[Lines of data]
────────────────────────────────────────
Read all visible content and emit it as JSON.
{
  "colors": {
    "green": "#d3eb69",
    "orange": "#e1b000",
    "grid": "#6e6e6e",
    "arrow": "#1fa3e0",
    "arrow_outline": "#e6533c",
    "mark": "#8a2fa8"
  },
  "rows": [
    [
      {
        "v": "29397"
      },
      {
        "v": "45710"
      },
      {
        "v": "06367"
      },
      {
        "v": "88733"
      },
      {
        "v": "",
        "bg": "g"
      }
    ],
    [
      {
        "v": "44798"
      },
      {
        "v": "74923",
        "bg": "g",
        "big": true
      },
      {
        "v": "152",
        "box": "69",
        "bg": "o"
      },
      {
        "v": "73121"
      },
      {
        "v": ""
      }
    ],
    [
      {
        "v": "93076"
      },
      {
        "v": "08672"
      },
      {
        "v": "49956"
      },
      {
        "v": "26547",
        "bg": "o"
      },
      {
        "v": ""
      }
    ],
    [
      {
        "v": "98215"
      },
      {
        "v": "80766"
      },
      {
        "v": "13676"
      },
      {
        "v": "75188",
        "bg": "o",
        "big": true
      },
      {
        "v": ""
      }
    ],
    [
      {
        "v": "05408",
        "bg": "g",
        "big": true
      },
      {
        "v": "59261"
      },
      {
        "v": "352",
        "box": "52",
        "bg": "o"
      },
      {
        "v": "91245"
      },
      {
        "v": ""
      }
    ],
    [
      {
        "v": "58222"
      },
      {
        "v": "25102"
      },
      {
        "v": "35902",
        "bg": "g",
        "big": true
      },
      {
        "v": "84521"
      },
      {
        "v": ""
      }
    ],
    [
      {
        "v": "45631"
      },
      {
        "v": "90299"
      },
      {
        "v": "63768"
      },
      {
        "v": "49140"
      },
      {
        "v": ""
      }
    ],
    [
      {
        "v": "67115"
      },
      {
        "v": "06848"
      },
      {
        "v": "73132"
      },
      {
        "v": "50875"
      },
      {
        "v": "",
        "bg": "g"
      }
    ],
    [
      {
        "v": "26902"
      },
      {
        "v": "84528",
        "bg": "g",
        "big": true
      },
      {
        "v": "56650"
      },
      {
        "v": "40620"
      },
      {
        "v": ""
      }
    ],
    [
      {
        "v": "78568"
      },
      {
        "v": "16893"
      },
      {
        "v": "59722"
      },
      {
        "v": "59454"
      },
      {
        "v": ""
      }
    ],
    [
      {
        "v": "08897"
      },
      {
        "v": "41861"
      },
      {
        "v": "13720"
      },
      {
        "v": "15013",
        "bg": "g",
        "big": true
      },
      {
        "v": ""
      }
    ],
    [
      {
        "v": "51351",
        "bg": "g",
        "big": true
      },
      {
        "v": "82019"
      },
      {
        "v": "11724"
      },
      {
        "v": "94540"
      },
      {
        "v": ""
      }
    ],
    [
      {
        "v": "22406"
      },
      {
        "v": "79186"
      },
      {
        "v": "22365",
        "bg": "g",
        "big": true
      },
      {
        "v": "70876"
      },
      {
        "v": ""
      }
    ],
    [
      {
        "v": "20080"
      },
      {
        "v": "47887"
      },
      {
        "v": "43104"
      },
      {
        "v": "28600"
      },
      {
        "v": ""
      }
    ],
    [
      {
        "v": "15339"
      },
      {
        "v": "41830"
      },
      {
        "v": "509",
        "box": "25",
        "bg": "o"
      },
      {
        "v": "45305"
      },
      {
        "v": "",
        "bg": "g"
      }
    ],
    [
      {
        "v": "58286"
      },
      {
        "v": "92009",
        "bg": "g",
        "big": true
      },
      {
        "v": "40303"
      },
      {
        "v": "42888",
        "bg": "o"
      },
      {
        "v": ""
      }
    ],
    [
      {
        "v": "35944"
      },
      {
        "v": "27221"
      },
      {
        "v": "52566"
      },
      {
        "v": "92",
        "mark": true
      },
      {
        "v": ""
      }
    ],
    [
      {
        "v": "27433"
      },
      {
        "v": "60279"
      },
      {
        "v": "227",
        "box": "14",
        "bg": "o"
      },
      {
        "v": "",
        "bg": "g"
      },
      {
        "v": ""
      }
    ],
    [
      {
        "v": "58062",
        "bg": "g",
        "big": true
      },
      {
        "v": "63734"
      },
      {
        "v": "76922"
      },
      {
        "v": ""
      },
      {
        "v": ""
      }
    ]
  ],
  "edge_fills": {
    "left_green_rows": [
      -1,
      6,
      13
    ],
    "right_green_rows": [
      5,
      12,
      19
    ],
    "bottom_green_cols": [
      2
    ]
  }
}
────────────────────────────────────────
Above are the records; copy all of them exactly.

Read all visible content and emit it as JSON.
{
  "colors": {
    "green": "#d3eb69",
    "orange": "#e1b000",
    "grid": "#6e6e6e",
    "arrow": "#1fa3e0",
    "arrow_outline": "#e6533c",
    "mark": "#8a2fa8"
  },
  "rows": [
    [
      {
        "v": "29397"
      },
      {
        "v": "45710"
      },
      {
        "v": "06367"
      },
      {
        "v": "88733"
      },
      {
        "v": "",
        "bg": "g"
      }
    ],
    [
      {
        "v": "44798"
      },
      {
        "v": "74923",
        "bg": "g",
        "big": true
      },
      {
        "v": "152",
        "box": "69",
        "bg": "o"
      },
      {
        "v": "73121"
      },
      {
        "v": ""
      }
    ],
    [
      {
        "v": "93076"
      },
      {
        "v": "08672"
      },
      {
        "v": "49956"
      },
      {
        "v": "26547",
        "bg": "o"
      },
      {
        "v": ""
      }
    ],
    [
      {
        "v": "98215"
      },
      {
        "v": "80766"
      },
      {
        "v": "13676"
      },
      {
        "v": "75188",
        "bg": "o",
        "big": true
      },
      {
        "v": ""
      }
    ],
    [
      {
        "v": "05408",
        "bg": "g",
        "big": true
      },
      {
        "v": "59261"
      },
      {
        "v": "352",
        "box": "52",
        "bg": "o"
      },
      {
        "v": "91245"
      },
      {
        "v": ""
      }
    ],
    [
      {
        "v": "58222"
      },
      {
        "v": "25102"
      },
      {
        "v": "35902",
        "bg": "g",
        "big": true
      },
      {
        "v": "84521"
      },
      {
        "v": ""
      }
    ],
    [
      {
        "v": "45631"
      },
      {
        "v": "90299"
      },
      {
        "v": "63768"
      },
      {
        "v": "49140"
      },
      {
        "v": ""
      }
    ],
    [
      {
        "v": "67115"
      },
      {
        "v": "06848"
      },
      {
        "v": "73132"
      },
      {
        "v": "50875"
      },
      {
        "v": "",
        "bg": "g"
      }
    ],
    [
      {
        "v": "26902"
      },
      {
        "v": "84528",
        "bg": "g",
        "big": true
      },
      {
        "v": "56650"
      },
      {
        "v": "40620"
      },
      {
        "v": ""
      }
    ],
    [
      {
        "v": "78568"
      },
      {
        "v": "16893"
      },
      {
        "v": "59722"
      },
      {
        "v": "59454"
      },
      {
        "v": ""
      }
    ],
    [
      {
        "v": "08897"
      },
      {
        "v": "41861"
      },
      {
        "v": "13720"
      },
      {
        "v": "15013",
        "bg": "g",
        "big": true
      },
      {
        "v": ""
      }
    ],
    [
      {
        "v": "51351",
        "bg": "g",
        "big": true
      },
      {
        "v": "82019"
      },
      {
        "v": "11724"
      },
      {
        "v": "94540"
      },
      {
        "v": ""
      }
    ],
    [
      {
        "v": "22406"
      },
      {
        "v": "79186"
      },
      {
        "v": "22365",
        "bg": "g",
        "big": true
      },
      {
        "v": "70876"
      },
      {
        "v": ""
      }
    ],
    [
      {
        "v": "20080"
      },
      {
        "v": "47887"
      },
      {
        "v": "43104"
      },
      {
        "v": "28600"
      },
      {
        "v": ""
      }
    ],
    [
      {
        "v": "15339"
      },
      {
        "v": "41830"
      },
      {
        "v": "509",
        "box": "25",
        "bg": "o"
      },
      {
        "v": "45305"
      },
      {
        "v": "",
        "bg": "g"
      }
    ],
    [
      {
        "v": "58286"
      },
      {
        "v": "92009",
        "bg": "g",
        "big": true
      },
      {
        "v": "40303"
      },
      {
        "v": "42888",
        "bg": "o"
      },
      {
        "v": ""
      }
    ],
    [
      {
        "v": "35944"
      },
      {
        "v": "27221"
      },
      {
        "v": "52566"
      },
      {
        "v": "92",
        "mark": true
      },
      {
        "v": ""
      }
    ],
    [
      {
        "v": "27433"
      },
      {
        "v": "60279"
      },
      {
        "v": "227",
        "box": "14",
        "bg": "o"
      },
      {
        "v": "",
        "bg": "g"
      },
      {
        "v": ""
      }
    ],
    [
      {
        "v": "58062",
        "bg": "g",
        "big": true
      },
      {
        "v": "63734"
      },
      {
        "v": "76922"
      },
      {
        "v": ""
      },
      {
        "v": ""
      }
    ]
  ],
  "edge_fills": {
    "left_green_rows": [
      -1,
      6,
      13
    ],
    "right_green_rows": [
      5,
      12,
      19
    ],
    "bottom_green_cols": [
      2
    ]
  }
}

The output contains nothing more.